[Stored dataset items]
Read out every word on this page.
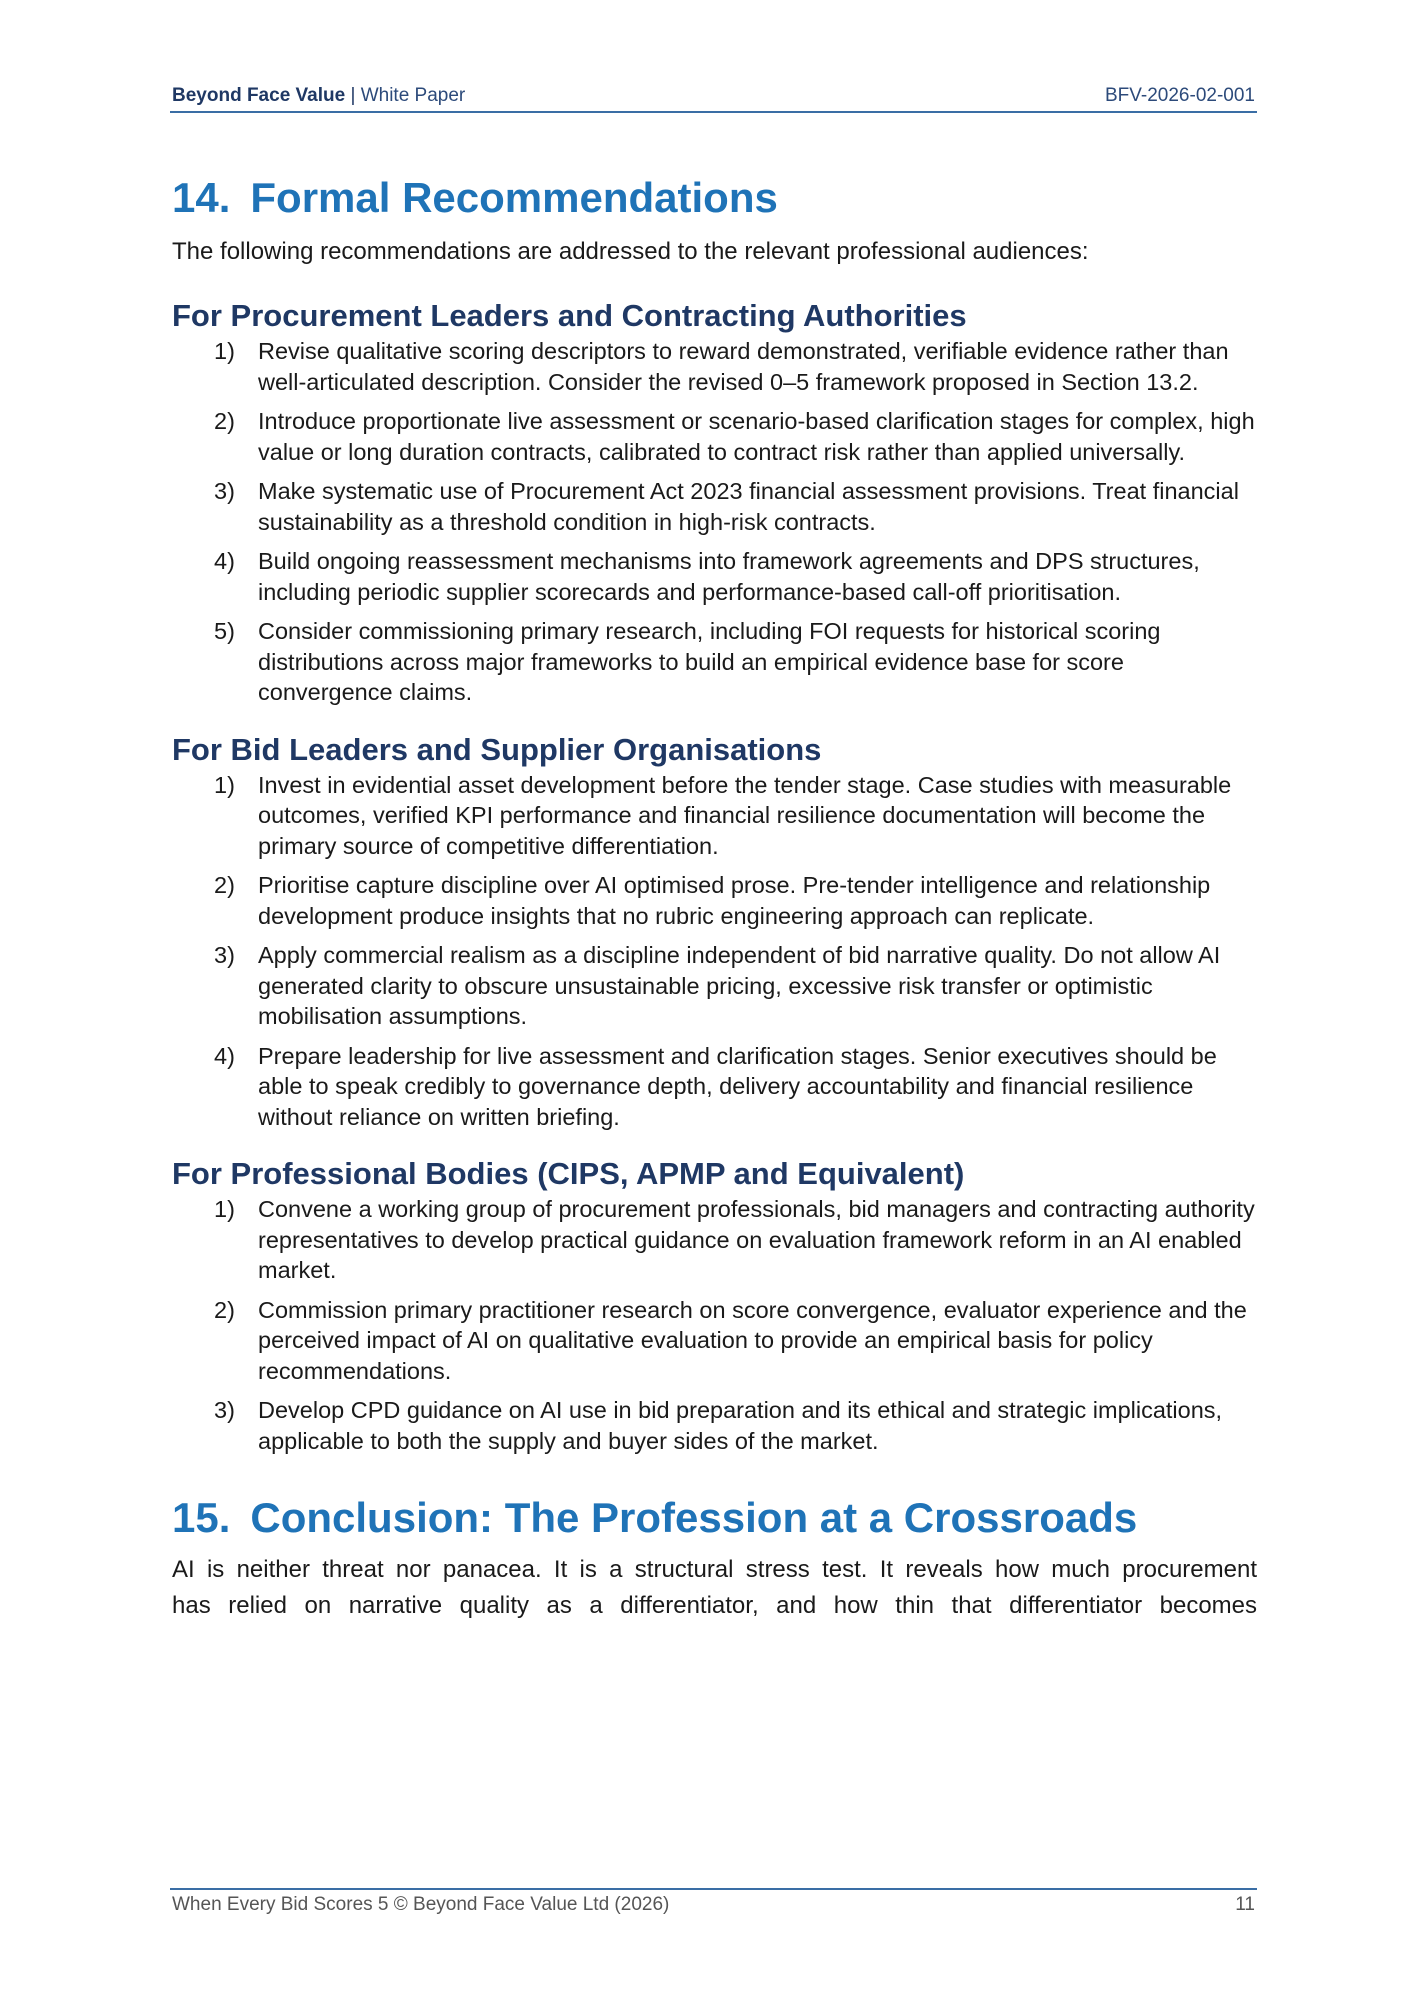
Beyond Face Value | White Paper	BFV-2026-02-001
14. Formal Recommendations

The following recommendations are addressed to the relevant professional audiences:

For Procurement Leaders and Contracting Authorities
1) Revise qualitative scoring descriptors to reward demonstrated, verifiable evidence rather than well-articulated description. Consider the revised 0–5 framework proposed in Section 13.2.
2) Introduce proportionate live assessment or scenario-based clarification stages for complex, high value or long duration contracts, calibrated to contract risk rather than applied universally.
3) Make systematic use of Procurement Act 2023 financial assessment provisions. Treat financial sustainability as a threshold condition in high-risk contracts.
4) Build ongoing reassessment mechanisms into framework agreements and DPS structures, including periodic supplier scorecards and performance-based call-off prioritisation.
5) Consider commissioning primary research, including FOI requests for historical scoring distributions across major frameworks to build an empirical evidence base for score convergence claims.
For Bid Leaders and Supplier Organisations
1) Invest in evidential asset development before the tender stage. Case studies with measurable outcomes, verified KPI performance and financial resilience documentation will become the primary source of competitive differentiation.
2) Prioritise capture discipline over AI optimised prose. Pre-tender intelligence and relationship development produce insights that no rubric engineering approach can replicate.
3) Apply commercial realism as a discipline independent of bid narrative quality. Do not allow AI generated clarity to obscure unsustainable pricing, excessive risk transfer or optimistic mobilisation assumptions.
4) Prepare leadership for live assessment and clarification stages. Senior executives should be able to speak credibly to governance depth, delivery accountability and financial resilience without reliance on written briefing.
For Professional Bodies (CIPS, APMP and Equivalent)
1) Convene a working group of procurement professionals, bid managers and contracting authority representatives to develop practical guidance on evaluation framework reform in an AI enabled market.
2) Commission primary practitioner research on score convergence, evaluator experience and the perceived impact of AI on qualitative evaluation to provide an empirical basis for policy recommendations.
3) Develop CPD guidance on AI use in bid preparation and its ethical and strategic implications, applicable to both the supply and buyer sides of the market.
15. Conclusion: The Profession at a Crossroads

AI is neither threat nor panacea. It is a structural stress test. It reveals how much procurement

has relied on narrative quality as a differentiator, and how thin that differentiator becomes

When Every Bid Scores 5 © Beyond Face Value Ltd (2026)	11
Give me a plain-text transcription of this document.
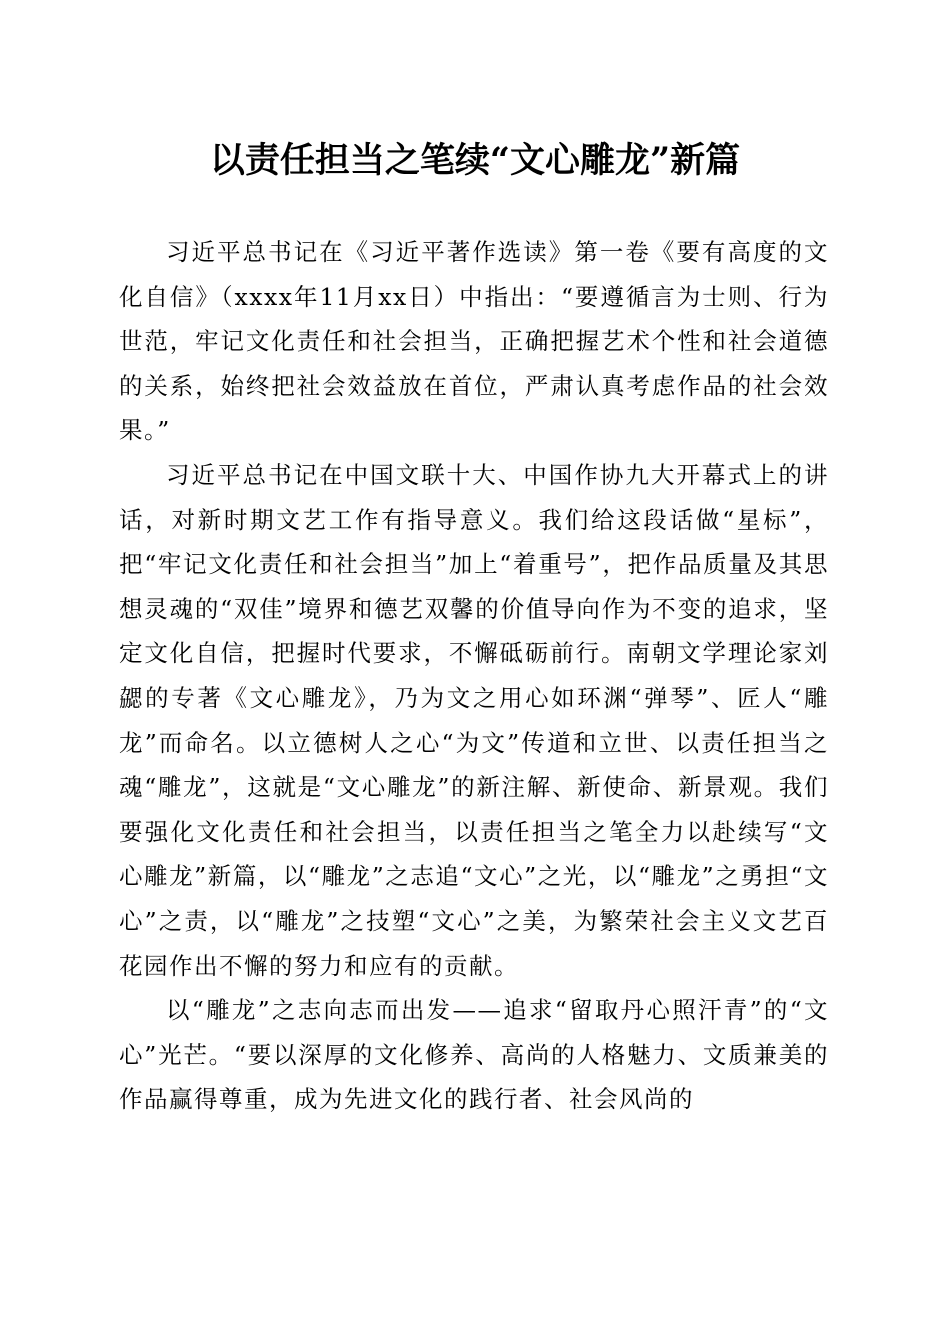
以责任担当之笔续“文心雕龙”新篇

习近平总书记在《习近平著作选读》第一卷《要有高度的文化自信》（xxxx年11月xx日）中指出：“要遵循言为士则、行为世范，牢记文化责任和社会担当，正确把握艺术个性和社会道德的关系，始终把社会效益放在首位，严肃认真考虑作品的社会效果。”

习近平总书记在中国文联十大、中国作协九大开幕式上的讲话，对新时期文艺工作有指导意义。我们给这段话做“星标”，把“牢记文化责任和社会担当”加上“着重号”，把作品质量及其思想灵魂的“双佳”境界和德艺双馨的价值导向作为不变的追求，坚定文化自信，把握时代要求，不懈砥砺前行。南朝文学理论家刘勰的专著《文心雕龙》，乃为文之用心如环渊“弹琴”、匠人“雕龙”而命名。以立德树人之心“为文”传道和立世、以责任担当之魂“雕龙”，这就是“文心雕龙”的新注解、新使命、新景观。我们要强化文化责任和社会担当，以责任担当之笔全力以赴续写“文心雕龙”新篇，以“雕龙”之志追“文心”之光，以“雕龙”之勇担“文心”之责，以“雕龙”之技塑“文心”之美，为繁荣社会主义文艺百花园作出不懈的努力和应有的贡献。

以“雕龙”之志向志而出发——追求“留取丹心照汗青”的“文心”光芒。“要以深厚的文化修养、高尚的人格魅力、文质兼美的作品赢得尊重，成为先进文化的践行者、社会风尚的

(Required task): Copy each line above where the string "financial" occurs.

(Answer to this problem):
3) Make systematic use of Procurement Act 2023 financial assessment provisions. Treat financial sustainability as a threshold condition in high-risk contracts.
1) Invest in evidential asset development before the tender stage. Case studies with measurable outcomes, verified KPI performance and financial resilience documentation will become the primary source of competitive differentiation.
4) Prepare leadership for live assessment and clarification stages. Senior executives should be able to speak credibly to governance depth, delivery accountability and financial resilience without reliance on written briefing.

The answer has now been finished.